→ Estratto del testo
Sentenza Sentenza Cassazione Civile n. 5815 del 03/03/2021

Cassazione civile sez. lav., 03/03/2021, (ud. 20/10/2020, dep. 03/03/2021), n.5815

LA CORTE SUPREMA DI CASSAZIONE

SEZIONE LAVORO

Composta dagli Ill.mi Sigg.ri Magistrati:

Dott. NEGRI DELLA TORRE Paolo – Presidente –

Dott. PATTI Adriano Piergiovanni – Consigliere –

Dott. GARRI Fabrizia – Consigliere –

Dott. PAGETTA Antonella – rel. Consigliere –

Dott. AMENDOLA Fabrizio – Consigliere –

ha pronunciato la seguente:

ORDINANZA

sul ricorso 29279/2017 proposto da:

P.G., elettivamente domiciliato in ROMA, VIA ALFREDO

FUSCO 113, presso lo studio dell’avvocato CARLO FERRUCCIO LA PORTA,

che lo rappresenta e difende unitamente all’avvocato ALESSANDRO

MENCONI;

– ricorrente –

contro

LUNEZIA ALIMENTARIA S.R.L., in persona del legale rappresentante pro

tempore, domiciliata in ROMA, PIAZZA CAVOUR, presso la CANCELLERIA

DELLA CORTE SUPREMA DI CASSAZIONE, rappresentata e difesa degli

avvocati CARLO PELLI, ALBERTO ARPESELLA;

– controricorrente –

avverso la sentenza n. 429/2017 della CORTE D’APPELLO di GENOVA,

depositata il 06/10/2017 R.G.N. 589/2016;

udita la relazione della causa svolta nella Camera di consiglio del

20/10/2020 dal Consigliere Dott. ANTONELLA PAGETTA.

 

Fatto

RILEVATO

che

1. P.G. ottenne decreto ingiuntivo nei confronti di Lunezia Alimentari s.r.l., ex datrice di lavoro, per il pagamento delle retribuzioni dei mesi di agosto e settembre 2013 e delle competenze di fine rapporto;

2. Lunezia Alimentari s.r.l. propose opposizione chiedendo compensarsi quanto dovuto al P. con il maggior credito risarcitorio vantato nei confronti del lavoratore e, in via riconvenzionale, la condanna di questi al risarcimento del danno quantificato in Euro 90.681, 31;

3. il giudice di prime cure condannò P.G. al pagamento a controparte, a titolo di risarcimento del danno, della somma di Euro 54.058,74, al netto dell’importo spettante al lavoratore per i crediti retributivi azionati in via monitoria;

4. la Corte di appello di Genova, pronunziando sull’appello principale del lavoratore e sull’appello incidentale della società, in parziale riforma della sentenza di primo grado, nel resto confermata, ha dato atto dell’integrale pagamento da parte della società dell’importo di cui al decreto ingiuntivo opposto;

4.1. per quel che ancora rileva, il giudice di appello ha confermato la sentenza di prime cure che aveva ritenuto provata la responsabilità del lavoratore, venditore/piazzista della società, in ordine alla sottrazione di notevole quantità di merce costituita da presunti “resi” ossia da merce fatta falsamente figurare come fornita ai clienti in sostituzione di prodotti restituiti e quantificato l’entità del danno sulla base di consulenza contabile d’ufficio;

5. per la cassazione della decisione ha proposto ricorso P.G. sulla base di quattro motivi; la parte intimata ha resistito con tempestivo controricorso; entrambe le parti hanno depositato memoria ai sensi dell’art. 380- bis.1. c.p.c..

→ Voci fornite

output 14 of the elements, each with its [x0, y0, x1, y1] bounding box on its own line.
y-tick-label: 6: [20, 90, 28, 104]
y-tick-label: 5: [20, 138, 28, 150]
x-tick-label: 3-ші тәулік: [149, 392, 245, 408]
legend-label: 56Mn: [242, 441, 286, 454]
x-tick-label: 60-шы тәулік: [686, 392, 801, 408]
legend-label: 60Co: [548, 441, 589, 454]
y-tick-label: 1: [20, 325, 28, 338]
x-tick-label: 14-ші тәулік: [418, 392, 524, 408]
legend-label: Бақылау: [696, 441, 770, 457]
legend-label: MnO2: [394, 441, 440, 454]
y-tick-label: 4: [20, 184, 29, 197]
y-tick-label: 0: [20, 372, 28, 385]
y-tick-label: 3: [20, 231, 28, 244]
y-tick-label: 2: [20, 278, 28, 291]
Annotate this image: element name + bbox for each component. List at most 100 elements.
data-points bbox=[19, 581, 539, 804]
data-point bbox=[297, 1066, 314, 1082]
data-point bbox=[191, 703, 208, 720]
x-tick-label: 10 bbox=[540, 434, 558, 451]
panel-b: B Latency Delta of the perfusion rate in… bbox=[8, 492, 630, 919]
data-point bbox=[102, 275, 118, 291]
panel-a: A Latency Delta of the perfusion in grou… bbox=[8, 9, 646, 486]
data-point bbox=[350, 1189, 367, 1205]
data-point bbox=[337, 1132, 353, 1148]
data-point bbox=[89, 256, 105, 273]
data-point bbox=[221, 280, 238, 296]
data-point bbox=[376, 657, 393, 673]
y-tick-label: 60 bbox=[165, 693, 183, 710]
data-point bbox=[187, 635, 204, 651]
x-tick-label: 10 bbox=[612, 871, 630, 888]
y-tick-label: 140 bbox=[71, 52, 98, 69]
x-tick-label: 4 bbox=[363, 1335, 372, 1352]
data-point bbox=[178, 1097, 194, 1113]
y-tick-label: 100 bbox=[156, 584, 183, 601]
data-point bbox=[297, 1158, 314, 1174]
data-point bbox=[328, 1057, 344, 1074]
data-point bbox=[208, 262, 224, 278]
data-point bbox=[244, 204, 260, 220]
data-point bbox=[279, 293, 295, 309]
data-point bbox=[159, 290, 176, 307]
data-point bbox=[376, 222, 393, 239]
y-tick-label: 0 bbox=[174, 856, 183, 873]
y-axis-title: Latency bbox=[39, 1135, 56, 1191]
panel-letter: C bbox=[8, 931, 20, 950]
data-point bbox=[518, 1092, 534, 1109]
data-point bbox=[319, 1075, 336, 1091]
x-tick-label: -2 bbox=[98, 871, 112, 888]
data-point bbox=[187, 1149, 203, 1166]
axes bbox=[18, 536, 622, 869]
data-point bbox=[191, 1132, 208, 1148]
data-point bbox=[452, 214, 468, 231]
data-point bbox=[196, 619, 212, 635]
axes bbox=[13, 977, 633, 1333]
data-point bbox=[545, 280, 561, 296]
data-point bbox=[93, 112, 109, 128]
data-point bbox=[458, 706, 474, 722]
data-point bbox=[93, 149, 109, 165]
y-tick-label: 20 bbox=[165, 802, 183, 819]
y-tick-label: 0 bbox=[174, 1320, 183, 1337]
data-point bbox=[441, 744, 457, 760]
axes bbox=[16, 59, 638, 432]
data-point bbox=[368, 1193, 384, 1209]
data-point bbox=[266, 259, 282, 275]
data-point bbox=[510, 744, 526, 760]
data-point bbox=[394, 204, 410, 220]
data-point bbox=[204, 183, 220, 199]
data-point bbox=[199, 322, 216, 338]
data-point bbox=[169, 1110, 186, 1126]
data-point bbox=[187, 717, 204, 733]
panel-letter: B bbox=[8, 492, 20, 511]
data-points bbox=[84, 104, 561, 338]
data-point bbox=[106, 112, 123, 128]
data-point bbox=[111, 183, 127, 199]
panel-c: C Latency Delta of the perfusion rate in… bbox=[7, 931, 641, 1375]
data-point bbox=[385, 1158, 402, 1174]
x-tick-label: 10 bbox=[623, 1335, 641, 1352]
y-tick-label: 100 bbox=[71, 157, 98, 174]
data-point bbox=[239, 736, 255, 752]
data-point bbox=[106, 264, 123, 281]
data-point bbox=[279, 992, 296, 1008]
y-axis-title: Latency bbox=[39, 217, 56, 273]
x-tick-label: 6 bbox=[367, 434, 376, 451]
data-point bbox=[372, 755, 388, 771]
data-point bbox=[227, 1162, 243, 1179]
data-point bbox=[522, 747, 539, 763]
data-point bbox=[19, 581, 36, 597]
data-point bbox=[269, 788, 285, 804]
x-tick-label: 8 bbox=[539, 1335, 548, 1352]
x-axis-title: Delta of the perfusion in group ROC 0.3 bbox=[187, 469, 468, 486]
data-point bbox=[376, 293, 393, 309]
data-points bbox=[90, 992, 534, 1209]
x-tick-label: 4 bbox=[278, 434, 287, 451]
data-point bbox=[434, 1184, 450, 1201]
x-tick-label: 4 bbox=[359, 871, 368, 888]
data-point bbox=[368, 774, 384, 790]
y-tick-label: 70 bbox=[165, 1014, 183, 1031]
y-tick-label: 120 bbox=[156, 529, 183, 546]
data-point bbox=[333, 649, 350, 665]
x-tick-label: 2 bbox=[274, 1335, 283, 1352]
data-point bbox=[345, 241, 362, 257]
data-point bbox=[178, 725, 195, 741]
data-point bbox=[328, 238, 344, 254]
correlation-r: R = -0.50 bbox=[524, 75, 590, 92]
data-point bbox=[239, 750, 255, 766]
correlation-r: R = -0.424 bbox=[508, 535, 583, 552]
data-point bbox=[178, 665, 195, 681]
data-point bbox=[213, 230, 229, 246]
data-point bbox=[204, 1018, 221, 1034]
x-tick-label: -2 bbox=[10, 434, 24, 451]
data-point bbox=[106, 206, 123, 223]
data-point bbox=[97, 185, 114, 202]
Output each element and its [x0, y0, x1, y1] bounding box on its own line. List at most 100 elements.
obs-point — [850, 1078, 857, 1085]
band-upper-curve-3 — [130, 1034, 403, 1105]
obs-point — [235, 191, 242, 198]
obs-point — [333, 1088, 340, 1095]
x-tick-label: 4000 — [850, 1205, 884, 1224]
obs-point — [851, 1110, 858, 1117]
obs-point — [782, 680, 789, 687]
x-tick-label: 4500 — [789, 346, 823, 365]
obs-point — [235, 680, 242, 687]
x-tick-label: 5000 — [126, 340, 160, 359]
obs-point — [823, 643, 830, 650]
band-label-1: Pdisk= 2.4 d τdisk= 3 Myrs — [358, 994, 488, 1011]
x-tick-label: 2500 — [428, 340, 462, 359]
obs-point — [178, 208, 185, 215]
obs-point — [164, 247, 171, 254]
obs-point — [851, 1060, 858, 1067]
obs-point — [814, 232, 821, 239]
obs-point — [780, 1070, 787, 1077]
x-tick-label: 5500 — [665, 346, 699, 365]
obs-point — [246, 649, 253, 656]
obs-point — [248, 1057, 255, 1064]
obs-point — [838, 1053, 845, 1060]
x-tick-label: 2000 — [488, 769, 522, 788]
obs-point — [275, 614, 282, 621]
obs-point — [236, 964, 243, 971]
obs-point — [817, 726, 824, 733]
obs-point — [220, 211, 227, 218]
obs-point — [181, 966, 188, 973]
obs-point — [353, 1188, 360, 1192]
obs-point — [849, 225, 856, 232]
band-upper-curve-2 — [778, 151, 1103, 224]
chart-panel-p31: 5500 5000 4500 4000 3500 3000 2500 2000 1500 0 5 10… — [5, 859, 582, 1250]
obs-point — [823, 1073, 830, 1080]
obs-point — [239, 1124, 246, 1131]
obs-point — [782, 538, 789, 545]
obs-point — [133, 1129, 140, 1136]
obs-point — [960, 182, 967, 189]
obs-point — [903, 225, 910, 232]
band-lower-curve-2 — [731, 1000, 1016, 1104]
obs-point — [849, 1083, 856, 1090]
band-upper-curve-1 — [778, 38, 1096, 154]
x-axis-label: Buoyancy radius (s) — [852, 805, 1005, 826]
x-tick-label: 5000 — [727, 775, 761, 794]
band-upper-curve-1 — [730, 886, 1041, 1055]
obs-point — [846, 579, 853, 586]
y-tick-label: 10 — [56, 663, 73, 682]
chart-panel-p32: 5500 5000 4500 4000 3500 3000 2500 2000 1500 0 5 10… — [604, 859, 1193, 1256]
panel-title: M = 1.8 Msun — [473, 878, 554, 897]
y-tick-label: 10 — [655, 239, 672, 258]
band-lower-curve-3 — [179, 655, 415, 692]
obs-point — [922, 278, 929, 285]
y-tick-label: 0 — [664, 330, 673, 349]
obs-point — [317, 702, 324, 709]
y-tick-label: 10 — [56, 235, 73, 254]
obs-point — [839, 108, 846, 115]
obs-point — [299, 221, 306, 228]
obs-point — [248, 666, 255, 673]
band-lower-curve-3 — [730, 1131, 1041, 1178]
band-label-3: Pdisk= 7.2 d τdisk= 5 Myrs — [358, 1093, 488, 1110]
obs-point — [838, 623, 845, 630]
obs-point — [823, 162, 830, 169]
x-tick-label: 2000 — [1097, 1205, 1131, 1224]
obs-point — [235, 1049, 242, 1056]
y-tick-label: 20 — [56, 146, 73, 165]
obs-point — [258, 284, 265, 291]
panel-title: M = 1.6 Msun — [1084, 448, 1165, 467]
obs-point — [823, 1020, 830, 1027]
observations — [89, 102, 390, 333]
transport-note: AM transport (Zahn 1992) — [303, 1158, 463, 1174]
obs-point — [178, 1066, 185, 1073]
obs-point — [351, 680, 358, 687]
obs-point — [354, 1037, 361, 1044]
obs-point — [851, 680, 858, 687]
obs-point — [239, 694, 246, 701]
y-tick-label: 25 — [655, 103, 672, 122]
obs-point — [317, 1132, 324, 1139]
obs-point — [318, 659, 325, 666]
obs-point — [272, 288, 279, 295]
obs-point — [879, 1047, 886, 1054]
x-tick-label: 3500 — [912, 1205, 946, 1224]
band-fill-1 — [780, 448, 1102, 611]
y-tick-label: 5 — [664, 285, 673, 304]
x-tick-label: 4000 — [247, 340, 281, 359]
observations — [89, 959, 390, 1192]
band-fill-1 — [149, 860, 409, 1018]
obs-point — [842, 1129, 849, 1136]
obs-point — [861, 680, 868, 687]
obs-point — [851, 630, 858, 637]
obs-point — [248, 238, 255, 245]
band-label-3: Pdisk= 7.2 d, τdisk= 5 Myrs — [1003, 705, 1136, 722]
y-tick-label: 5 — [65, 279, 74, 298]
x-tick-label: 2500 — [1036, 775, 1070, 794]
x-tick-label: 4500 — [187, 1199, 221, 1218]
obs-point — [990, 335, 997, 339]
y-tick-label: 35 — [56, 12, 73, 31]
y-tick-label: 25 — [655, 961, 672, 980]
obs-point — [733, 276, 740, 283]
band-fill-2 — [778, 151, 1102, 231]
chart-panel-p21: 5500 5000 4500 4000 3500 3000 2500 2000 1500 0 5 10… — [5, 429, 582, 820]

→ Consegne
1: Ricopia dall'ordinanza della Cassazione il passo che va da "depositata il 06/10/2017" fino a "Dott. ANTONELLA PAGETTA.".
2: Quale somma il giudice di primo grado condannò P.G. a pagare alla controparte a titolo di risarcimento del danno, secondo l'ordinanza della Cassazione?
3: Quali sono tutti i magistrati che compongono il collegio indicato nell'ordinanza della Cassazione?
Le righe riportate non hanno alcun ruolo in questo lavoro.

→ Risposte scritte
1:
depositata il 06/10/2017 R.G.N. 589/2016;

udita la relazione della causa svolta nella Camera di consiglio del

20/10/2020 dal Consigliere Dott. ANTONELLA PAGETTA.

2: Euro 54.058,74, al netto dell'importo spettante al lavoratore per i crediti retributivi azionati in via monitoria.

3:
Paolo Negri Della Torre (Presidente)
Adriano Piergiovanni Patti
Fabrizia Garri
Antonella Pagetta (relatrice)
Fabrizio Amendola